#### [Set problem]
In the material, change "coastline" to "shoreline" in everything from the line containing "colorbar-segment [657,365,679,398]" down to the line containing "map [37,94,629,713]", and give those lines again with nothing else altered.

#### [Supplied material]
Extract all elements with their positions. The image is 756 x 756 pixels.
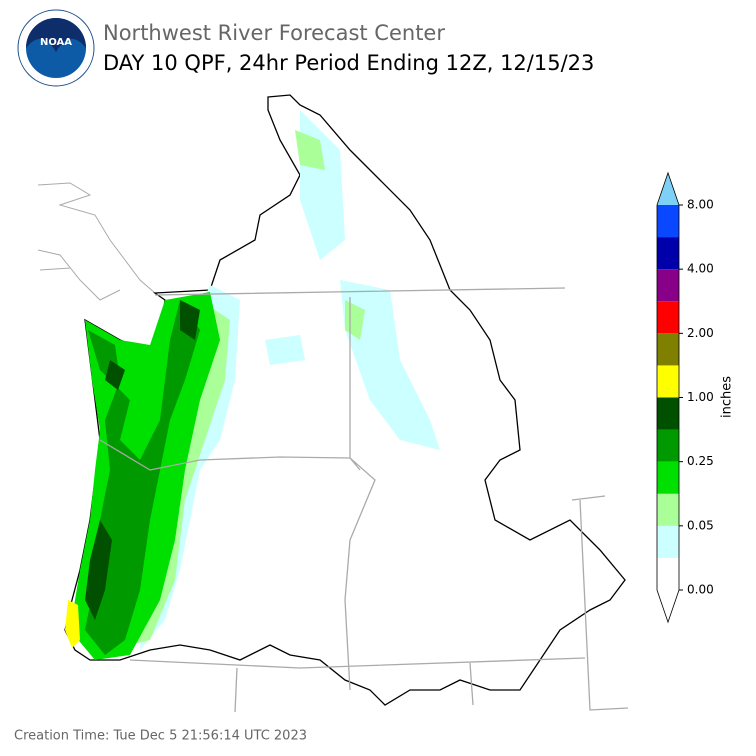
colorbar-segment [657,365,679,398]
state-lines [99,287,629,713]
colorbar-tick-label: 0.05 [687,518,714,532]
colorbar-tick-label: 8.00 [687,198,714,212]
colorbar-segment [657,557,679,590]
colorbar-segment [657,301,679,334]
colorbar-segment [657,461,679,494]
colorbar-segment [657,237,679,270]
colorbar-label: inches [720,376,735,418]
coastline [37,182,156,301]
colorbar-segment [657,397,679,430]
colorbar-segment [657,525,679,558]
colorbar-segment [657,333,679,366]
title: Northwest River Forecast Center [103,21,445,45]
colorbar-segment [657,205,679,238]
colorbar-segment [657,429,679,462]
colorbar-tick-label: 2.00 [687,326,714,340]
precip-yellow [65,600,80,648]
map [37,94,629,713]
colorbar: 0.00 0.05 0.25 1.00 2.00 4.00 8.00 [656,171,714,624]
colorbar-tick-label: 1.00 [687,390,714,404]
colorbar-segment [657,493,679,526]
creation-time: Creation Time: Tue Dec 5 21:56:14 UTC 20… [14,729,307,744]
logo-text: NOAA [40,37,72,48]
colorbar-tick-label: 0.00 [687,583,714,597]
subtitle: DAY 10 QPF, 24hr Period Ending 12Z, 12/1… [103,51,594,75]
colorbar-extend-high [657,172,679,205]
colorbar-tick-label: 4.00 [687,262,714,276]
colorbar-tick-label: 0.25 [687,454,714,468]
colorbar-extend-low [657,590,679,623]
precip-dark-green [85,300,200,620]
precip-mid-green [85,300,200,655]
noaa-logo: NOAA [17,9,95,87]
colorbar-segment [657,269,679,302]
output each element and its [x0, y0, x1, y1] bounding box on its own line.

#### [Solution for this problem]
colorbar-segment [657,365,679,398]
state-lines [99,287,629,713]
colorbar-tick-label: 0.05 [687,518,714,532]
colorbar-tick-label: 8.00 [687,198,714,212]
colorbar-segment [657,557,679,590]
colorbar-segment [657,301,679,334]
colorbar-segment [657,461,679,494]
colorbar-segment [657,237,679,270]
colorbar-label: inches [720,376,735,418]
shoreline [37,182,156,301]
colorbar-segment [657,397,679,430]
colorbar-segment [657,525,679,558]
colorbar-segment [657,333,679,366]
title: Northwest River Forecast Center [103,21,445,45]
colorbar-segment [657,205,679,238]
colorbar-segment [657,429,679,462]
colorbar-tick-label: 2.00 [687,326,714,340]
precip-yellow [65,600,80,648]
map [37,94,629,713]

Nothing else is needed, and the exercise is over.